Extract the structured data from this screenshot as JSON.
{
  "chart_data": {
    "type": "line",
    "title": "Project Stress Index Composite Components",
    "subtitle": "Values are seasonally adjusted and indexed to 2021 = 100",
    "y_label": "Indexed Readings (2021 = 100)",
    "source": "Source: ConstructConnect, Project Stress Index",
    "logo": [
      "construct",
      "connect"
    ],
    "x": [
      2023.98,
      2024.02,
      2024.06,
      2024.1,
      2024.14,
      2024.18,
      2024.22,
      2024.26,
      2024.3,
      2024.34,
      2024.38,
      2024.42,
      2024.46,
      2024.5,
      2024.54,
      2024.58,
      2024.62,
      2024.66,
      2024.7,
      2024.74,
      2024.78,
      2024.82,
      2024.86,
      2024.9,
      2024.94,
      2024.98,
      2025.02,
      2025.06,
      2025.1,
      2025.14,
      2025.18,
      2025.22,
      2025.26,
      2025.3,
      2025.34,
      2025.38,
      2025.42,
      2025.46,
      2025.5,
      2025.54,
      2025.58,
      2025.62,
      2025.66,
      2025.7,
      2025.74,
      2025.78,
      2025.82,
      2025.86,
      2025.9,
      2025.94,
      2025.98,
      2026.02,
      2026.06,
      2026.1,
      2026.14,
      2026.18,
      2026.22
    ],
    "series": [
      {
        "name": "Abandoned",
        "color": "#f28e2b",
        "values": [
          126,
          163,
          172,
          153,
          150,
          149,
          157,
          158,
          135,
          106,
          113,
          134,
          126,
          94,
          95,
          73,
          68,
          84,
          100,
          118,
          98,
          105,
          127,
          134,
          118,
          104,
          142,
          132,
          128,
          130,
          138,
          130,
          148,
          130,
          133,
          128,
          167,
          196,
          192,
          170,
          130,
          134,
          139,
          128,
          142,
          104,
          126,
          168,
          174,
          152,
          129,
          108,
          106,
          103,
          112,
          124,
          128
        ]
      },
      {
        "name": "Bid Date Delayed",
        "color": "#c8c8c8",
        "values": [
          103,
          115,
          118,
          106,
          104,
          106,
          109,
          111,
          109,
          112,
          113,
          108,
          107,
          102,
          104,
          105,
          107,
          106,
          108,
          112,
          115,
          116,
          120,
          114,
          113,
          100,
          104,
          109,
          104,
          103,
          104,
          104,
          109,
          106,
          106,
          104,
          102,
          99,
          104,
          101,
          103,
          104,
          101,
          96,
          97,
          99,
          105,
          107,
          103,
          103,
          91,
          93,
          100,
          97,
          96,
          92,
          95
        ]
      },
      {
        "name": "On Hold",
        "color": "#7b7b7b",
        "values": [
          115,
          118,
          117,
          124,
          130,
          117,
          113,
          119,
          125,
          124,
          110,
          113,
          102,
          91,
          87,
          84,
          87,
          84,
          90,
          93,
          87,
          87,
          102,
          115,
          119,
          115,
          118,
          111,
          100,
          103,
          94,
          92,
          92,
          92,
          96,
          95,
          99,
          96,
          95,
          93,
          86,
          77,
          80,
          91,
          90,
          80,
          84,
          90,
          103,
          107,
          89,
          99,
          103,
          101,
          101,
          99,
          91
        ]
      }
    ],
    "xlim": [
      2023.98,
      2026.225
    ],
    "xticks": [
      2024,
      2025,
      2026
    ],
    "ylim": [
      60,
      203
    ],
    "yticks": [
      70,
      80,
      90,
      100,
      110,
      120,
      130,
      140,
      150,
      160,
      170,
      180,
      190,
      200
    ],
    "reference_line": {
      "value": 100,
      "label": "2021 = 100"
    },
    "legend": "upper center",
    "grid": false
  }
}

______________________________

Repeat each record in full; every line must match exactly.

Extract the structured data from this screenshot as JSON.
{
  "chart_data": {
    "type": "line",
    "title": "Project Stress Index Composite Components",
    "subtitle": "Values are seasonally adjusted and indexed to 2021 = 100",
    "y_label": "Indexed Readings (2021 = 100)",
    "source": "Source: ConstructConnect, Project Stress Index",
    "logo": [
      "construct",
      "connect"
    ],
    "x": [
      2023.98,
      2024.02,
      2024.06,
      2024.1,
      2024.14,
      2024.18,
      2024.22,
      2024.26,
      2024.3,
      2024.34,
      2024.38,
      2024.42,
      2024.46,
      2024.5,
      2024.54,
      2024.58,
      2024.62,
      2024.66,
      2024.7,
      2024.74,
      2024.78,
      2024.82,
      2024.86,
      2024.9,
      2024.94,
      2024.98,
      2025.02,
      2025.06,
      2025.1,
      2025.14,
      2025.18,
      2025.22,
      2025.26,
      2025.3,
      2025.34,
      2025.38,
      2025.42,
      2025.46,
      2025.5,
      2025.54,
      2025.58,
      2025.62,
      2025.66,
      2025.7,
      2025.74,
      2025.78,
      2025.82,
      2025.86,
      2025.9,
      2025.94,
      2025.98,
      2026.02,
      2026.06,
      2026.1,
      2026.14,
      2026.18,
      2026.22
    ],
    "series": [
      {
        "name": "Abandoned",
        "color": "#f28e2b",
        "values": [
          126,
          163,
          172,
          153,
          150,
          149,
          157,
          158,
          135,
          106,
          113,
          134,
          126,
          94,
          95,
          73,
          68,
          84,
          100,
          118,
          98,
          105,
          127,
          134,
          118,
          104,
          142,
          132,
          128,
          130,
          138,
          130,
          148,
          130,
          133,
          128,
          167,
          196,
          192,
          170,
          130,
          134,
          139,
          128,
          142,
          104,
          126,
          168,
          174,
          152,
          129,
          108,
          106,
          103,
          112,
          124,
          128
        ]
      },
      {
        "name": "Bid Date Delayed",
        "color": "#c8c8c8",
        "values": [
          103,
          115,
          118,
          106,
          104,
          106,
          109,
          111,
          109,
          112,
          113,
          108,
          107,
          102,
          104,
          105,
          107,
          106,
          108,
          112,
          115,
          116,
          120,
          114,
          113,
          100,
          104,
          109,
          104,
          103,
          104,
          104,
          109,
          106,
          106,
          104,
          102,
          99,
          104,
          101,
          103,
          104,
          101,
          96,
          97,
          99,
          105,
          107,
          103,
          103,
          91,
          93,
          100,
          97,
          96,
          92,
          95
        ]
      },
      {
        "name": "On Hold",
        "color": "#7b7b7b",
        "values": [
          115,
          118,
          117,
          124,
          130,
          117,
          113,
          119,
          125,
          124,
          110,
          113,
          102,
          91,
          87,
          84,
          87,
          84,
          90,
          93,
          87,
          87,
          102,
          115,
          119,
          115,
          118,
          111,
          100,
          103,
          94,
          92,
          92,
          92,
          96,
          95,
          99,
          96,
          95,
          93,
          86,
          77,
          80,
          91,
          90,
          80,
          84,
          90,
          103,
          107,
          89,
          99,
          103,
          101,
          101,
          99,
          91
        ]
      }
    ],
    "xlim": [
      2023.98,
      2026.225
    ],
    "xticks": [
      2024,
      2025,
      2026
    ],
    "ylim": [
      60,
      203
    ],
    "yticks": [
      70,
      80,
      90,
      100,
      110,
      120,
      130,
      140,
      150,
      160,
      170,
      180,
      190,
      200
    ],
    "reference_line": {
      "value": 100,
      "label": "2021 = 100"
    },
    "legend": "upper center",
    "grid": false
  }
}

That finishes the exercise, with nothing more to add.